> _INSTRUCTIONS TO FOLLOW_: Express the data below as a JSON list of strings, with one string per line, skipping blank lines and leaving out the pictures.

═════ PROVIDED DATA

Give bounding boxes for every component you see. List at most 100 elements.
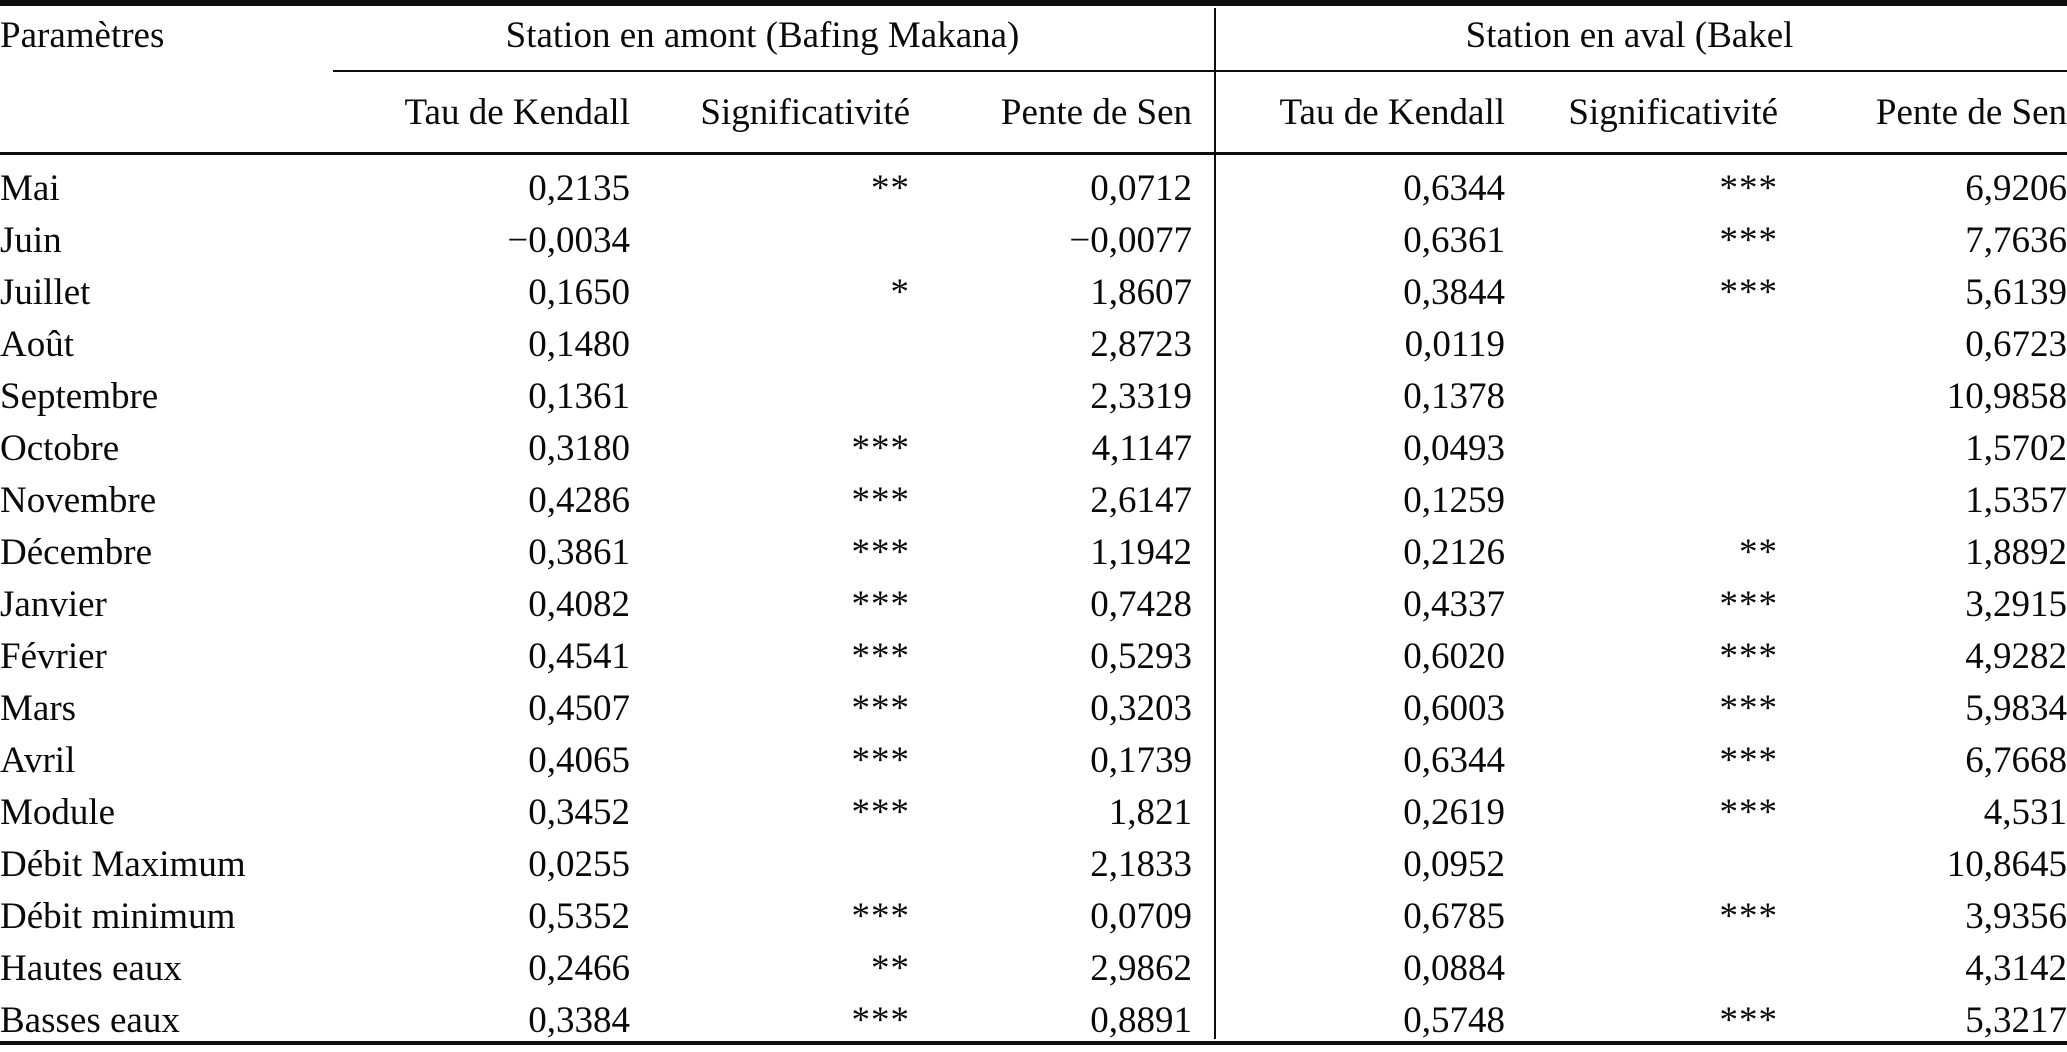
significance-cell: ** <box>871 947 910 989</box>
value-cell: 0,0493 <box>1403 427 1506 469</box>
value-cell: 5,6139 <box>1965 271 2067 313</box>
value-cell: 1,1942 <box>1090 531 1193 573</box>
significance-cell: *** <box>851 895 910 937</box>
value-cell: 0,8891 <box>1090 999 1193 1041</box>
value-cell: 0,4082 <box>528 583 630 625</box>
value-cell: 0,0712 <box>1090 167 1193 209</box>
value-cell: 0,5748 <box>1403 999 1506 1041</box>
value-cell: 0,5293 <box>1090 635 1193 677</box>
row-label: Octobre <box>0 427 120 469</box>
significance-cell: *** <box>851 739 910 781</box>
table-row: Février 0,4541 *** 0,5293 0,6020 *** 4,9282 <box>0 630 2067 682</box>
value-cell: 1,5357 <box>1965 479 2067 521</box>
value-cell: 0,6361 <box>1403 219 1506 261</box>
value-cell: 5,3217 <box>1965 999 2067 1041</box>
value-cell: 10,8645 <box>1946 843 2067 885</box>
table-row: Juin −0,0034 −0,0077 0,6361 *** 7,7636 <box>0 214 2067 266</box>
table-row: Juillet 0,1650 * 1,8607 0,3844 *** 5,6139 <box>0 266 2067 318</box>
significance-cell: * <box>890 271 910 313</box>
value-cell: 0,3180 <box>528 427 630 469</box>
significance-cell <box>630 214 910 266</box>
significance-cell: *** <box>851 427 910 469</box>
value-cell: 0,3203 <box>1090 687 1193 729</box>
significance-cell: *** <box>1719 167 1779 209</box>
row-label: Juillet <box>0 271 91 313</box>
value-cell: 0,0952 <box>1403 843 1506 885</box>
sub-header-pente-sen-aval: Pente de Sen <box>1875 91 2067 133</box>
value-cell: 3,2915 <box>1965 583 2067 625</box>
significance-cell: *** <box>851 583 910 625</box>
table-row: Janvier 0,4082 *** 0,7428 0,4337 *** 3,2915 <box>0 578 2067 630</box>
table-body: Mai 0,2135 ** 0,0712 0,6344 *** 6,9206 Juin −0,0… <box>0 154 2067 1046</box>
sub-header-tau-kendall-amont: Tau de Kendall <box>404 91 631 133</box>
value-cell: 0,4507 <box>528 687 630 729</box>
significance-cell <box>630 838 910 890</box>
value-cell: 2,9862 <box>1090 947 1193 989</box>
table-row: Débit minimum 0,5352 *** 0,0709 0,6785 *** 3,9… <box>0 890 2067 942</box>
table-row: Novembre 0,4286 *** 2,6147 0,1259 1,5357 <box>0 474 2067 526</box>
row-label: Septembre <box>0 375 159 417</box>
sub-header-significativite-aval: Significativité <box>1568 91 1779 133</box>
value-cell: 0,3384 <box>528 999 630 1041</box>
row-label: Décembre <box>0 531 153 573</box>
value-cell: 4,1147 <box>1091 427 1193 469</box>
sub-header-empty <box>0 70 333 154</box>
value-cell: 0,3861 <box>528 531 630 573</box>
significance-cell: *** <box>1719 271 1779 313</box>
table-row: Mars 0,4507 *** 0,3203 0,6003 *** 5,9834 <box>0 682 2067 734</box>
value-cell: 0,4286 <box>528 479 630 521</box>
value-cell: 0,0255 <box>528 843 630 885</box>
value-cell: 0,2126 <box>1403 531 1506 573</box>
significance-cell <box>630 318 910 370</box>
value-cell: 0,6344 <box>1403 739 1506 781</box>
sub-header-significativite-amont: Significativité <box>700 91 910 133</box>
value-cell: 1,821 <box>1108 791 1193 833</box>
significance-cell: ** <box>871 167 910 209</box>
significance-cell: *** <box>1719 635 1779 677</box>
significance-cell: *** <box>851 479 910 521</box>
significance-cell: *** <box>851 791 910 833</box>
value-cell: 0,4337 <box>1403 583 1506 625</box>
value-cell: 1,8607 <box>1090 271 1193 313</box>
value-cell: 6,9206 <box>1965 167 2067 209</box>
value-cell: 5,9834 <box>1965 687 2067 729</box>
row-label: Mai <box>0 167 60 209</box>
value-cell: 0,6003 <box>1403 687 1506 729</box>
value-cell: 0,6723 <box>1965 323 2067 365</box>
value-cell: 0,2135 <box>528 167 630 209</box>
significance-cell <box>1505 318 1778 370</box>
significance-cell <box>1505 474 1778 526</box>
table-row: Module 0,3452 *** 1,821 0,2619 *** 4,531 <box>0 786 2067 838</box>
row-label: Basses eaux <box>0 999 180 1041</box>
value-cell: 0,4541 <box>528 635 630 677</box>
value-cell: 0,2619 <box>1403 791 1506 833</box>
group-header-rule <box>333 70 2067 72</box>
row-label: Août <box>0 323 74 365</box>
value-cell: 0,1650 <box>528 271 630 313</box>
spacer-row <box>0 154 2067 162</box>
significance-cell: *** <box>1719 895 1779 937</box>
value-cell: −0,0034 <box>507 219 630 261</box>
value-cell: 2,3319 <box>1090 375 1193 417</box>
value-cell: 4,9282 <box>1965 635 2067 677</box>
row-label: Février <box>0 635 107 677</box>
value-cell: 2,8723 <box>1090 323 1193 365</box>
significance-cell: *** <box>851 531 910 573</box>
significance-cell: ** <box>1739 531 1779 573</box>
table-row: Mai 0,2135 ** 0,0712 0,6344 *** 6,9206 <box>0 162 2067 214</box>
value-cell: 0,4065 <box>528 739 630 781</box>
table-row: Septembre 0,1361 2,3319 0,1378 10,9858 <box>0 370 2067 422</box>
value-cell: 0,3452 <box>528 791 630 833</box>
table-row: Décembre 0,3861 *** 1,1942 0,2126 ** 1,8892 <box>0 526 2067 578</box>
table-row: Août 0,1480 2,8723 0,0119 0,6723 <box>0 318 2067 370</box>
row-label: Novembre <box>0 479 157 521</box>
value-cell: 3,9356 <box>1965 895 2067 937</box>
value-cell: 2,6147 <box>1090 479 1193 521</box>
significance-cell: *** <box>1719 739 1779 781</box>
group-header-station-amont: Station en amont (Bafing Makana) <box>505 14 1020 56</box>
table-row: Débit Maximum 0,0255 2,1833 0,0952 10,8645 <box>0 838 2067 890</box>
significance-cell: *** <box>1719 583 1779 625</box>
value-cell: 0,0709 <box>1090 895 1193 937</box>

══════════

> _SOLUTION FOR THIS TASK_:
[
  "Give bounding boxes for every component you see. List at most 100 elements.",
  "significance-cell: ** <box>871 947 910 989</box>",
  "value-cell: 0,0493 <box>1403 427 1506 469</box>",
  "value-cell: 5,6139 <box>1965 271 2067 313</box>",
  "value-cell: 1,1942 <box>1090 531 1193 573</box>",
  "significance-cell: *** <box>851 895 910 937</box>",
  "value-cell: 0,8891 <box>1090 999 1193 1041</box>",
  "value-cell: 0,4082 <box>528 583 630 625</box>",
  "value-cell: 0,0712 <box>1090 167 1193 209</box>",
  "value-cell: 0,5748 <box>1403 999 1506 1041</box>",
  "value-cell: 0,5293 <box>1090 635 1193 677</box>",
  "row-label: Octobre <box>0 427 120 469</box>",
  "significance-cell: *** <box>851 739 910 781</box>",
  "table-row: Février 0,4541 *** 0,5293 0,6020 *** 4,9282 <box>0 630 2067 682</box>",
  "value-cell: 1,5357 <box>1965 479 2067 521</box>",
  "value-cell: 0,6361 <box>1403 219 1506 261</box>",
  "value-cell: 5,3217 <box>1965 999 2067 1041</box>",
  "value-cell: 10,8645 <box>1946 843 2067 885</box>",
  "table-row: Juin −0,0034 −0,0077 0,6361 *** 7,7636 <box>0 214 2067 266</box>",
  "table-row: Juillet 0,1650 * 1,8607 0,3844 *** 5,6139 <box>0 266 2067 318</box>",
  "significance-cell: * <box>890 271 910 313</box>",
  "value-cell: 0,3180 <box>528 427 630 469</box>",
  "significance-cell <box>630 214 910 266</box>",
  "significance-cell: *** <box>851 427 910 469</box>",
  "value-cell: 0,3203 <box>1090 687 1193 729</box>",
  "significance-cell: *** <box>1719 167 1779 209</box>",
  "row-label: Juillet <box>0 271 91 313</box>",
  "value-cell: 0,0952 <box>1403 843 1506 885</box>",
  "sub-header-pente-sen-aval: Pente de Sen <box>1875 91 2067 133</box>",
  "value-cell: 3,2915 <box>1965 583 2067 625</box>",
  "significance-cell: *** <box>851 583 910 625</box>",
  "table-row: Janvier 0,4082 *** 0,7428 0,4337 *** 3,2915 <box>0 578 2067 630</box>",
  "table-body: Mai 0,2135 ** 0,0712 0,6344 *** 6,9206 Juin −0,0… <box>0 154 2067 1046</box>",
  "sub-header-tau-kendall-amont: Tau de Kendall <box>404 91 631 133</box>",
  "value-cell: 0,4507 <box>528 687 630 729</box>",
  "significance-cell <box>630 838 910 890</box>",
  "value-cell: 2,9862 <box>1090 947 1193 989</box>",
  "table-row: Débit minimum 0,5352 *** 0,0709 0,6785 *** 3,9… <box>0 890 2067 942</box>",
  "table-row: Novembre 0,4286 *** 2,6147 0,1259 1,5357 <box>0 474 2067 526</box>",
  "row-label: Septembre <box>0 375 159 417</box>",
  "sub-header-significativite-aval: Significativité <box>1568 91 1779 133</box>",
  "value-cell: 0,3384 <box>528 999 630 1041</box>",
  "row-label: Décembre <box>0 531 153 573</box>",
  "value-cell: 4,1147 <box>1091 427 1193 469</box>",
  "sub-header-empty <box>0 70 333 154</box>",
  "value-cell: 0,3861 <box>528 531 630 573</box>",
  "significance-cell: *** <box>1719 271 1779 313</box>",
  "table-row: Mars 0,4507 *** 0,3203 0,6003 *** 5,9834 <box>0 682 2067 734</box>",
  "value-cell: 0,4286 <box>528 479 630 521</box>",
  "value-cell: 0,0255 <box>528 843 630 885</box>",
  "value-cell: 0,2126 <box>1403 531 1506 573</box>",
  "significance-cell <box>630 318 910 370</box>",
  "value-cell: 0,6344 <box>1403 739 1506 781</box>",
  "sub-header-significativite-amont: Significativité <box>700 91 910 133</box>",
  "value-cell: 1,821 <box>1108 791 1193 833</box>",
  "significance-cell: ** <box>871 167 910 209</box>",
  "significance-cell: *** <box>1719 635 1779 677</box>",
  "significance-cell: *** <box>851 479 910 521</box>",
  "significance-cell: *** <box>851 791 910 833</box>",
  "value-cell: 0,4337 <box>1403 583 1506 625</box>",
  "value-cell: 1,8607 <box>1090 271 1193 313</box>",
  "value-cell: 6,9206 <box>1965 167 2067 209</box>",
  "value-cell: 5,9834 <box>1965 687 2067 729</box>",
  "row-label: Mai <box>0 167 60 209</box>",
  "value-cell: 0,6003 <box>1403 687 1506 729</box>",
  "value-cell: 0,6723 <box>1965 323 2067 365</box>",
  "value-cell: 0,2135 <box>528 167 630 209</box>",
  "significance-cell <box>1505 318 1778 370</box>",
  "significance-cell <box>1505 474 1778 526</box>",
  "table-row: Module 0,3452 *** 1,821 0,2619 *** 4,531 <box>0 786 2067 838</box>",
  "row-label: Basses eaux <box>0 999 180 1041</box>",
  "value-cell: 0,4541 <box>528 635 630 677</box>",
  "value-cell: 0,2619 <box>1403 791 1506 833</box>",
  "group-header-rule <box>333 70 2067 72</box>",
  "row-label: Août <box>0 323 74 365</box>",
  "value-cell: 0,1650 <box>528 271 630 313</box>",
  "spacer-row <box>0 154 2067 162</box>",
  "significance-cell: *** <box>1719 895 1779 937</box>",
  "value-cell: −0,0034 <box>507 219 630 261</box>",
  "value-cell: 2,3319 <box>1090 375 1193 417</box>",
  "value-cell: 4,9282 <box>1965 635 2067 677</box>",
  "row-label: Février <box>0 635 107 677</box>",
  "value-cell: 2,8723 <box>1090 323 1193 365</box>",
  "significance-cell: *** <box>851 531 910 573</box>",
  "significance-cell: ** <box>1739 531 1779 573</box>",
  "table-row: Mai 0,2135 ** 0,0712 0,6344 *** 6,9206 <box>0 162 2067 214</box>",
  "value-cell: 0,4065 <box>528 739 630 781</box>",
  "table-row: Septembre 0,1361 2,3319 0,1378 10,9858 <box>0 370 2067 422</box>",
  "value-cell: 0,3452 <box>528 791 630 833</box>",
  "table-row: Décembre 0,3861 *** 1,1942 0,2126 ** 1,8892 <box>0 526 2067 578</box>",
  "table-row: Août 0,1480 2,8723 0,0119 0,6723 <box>0 318 2067 370</box>",
  "row-label: Novembre <box>0 479 157 521</box>",
  "value-cell: 3,9356 <box>1965 895 2067 937</box>",
  "value-cell: 2,6147 <box>1090 479 1193 521</box>",
  "significance-cell: *** <box>1719 739 1779 781</box>",
  "group-header-station-amont: Station en amont (Bafing Makana) <box>505 14 1020 56</box>",
  "table-row: Débit Maximum 0,0255 2,1833 0,0952 10,8645 <box>0 838 2067 890</box>",
  "significance-cell: *** <box>1719 583 1779 625</box>",
  "value-cell: 0,0709 <box>1090 895 1193 937</box>"
]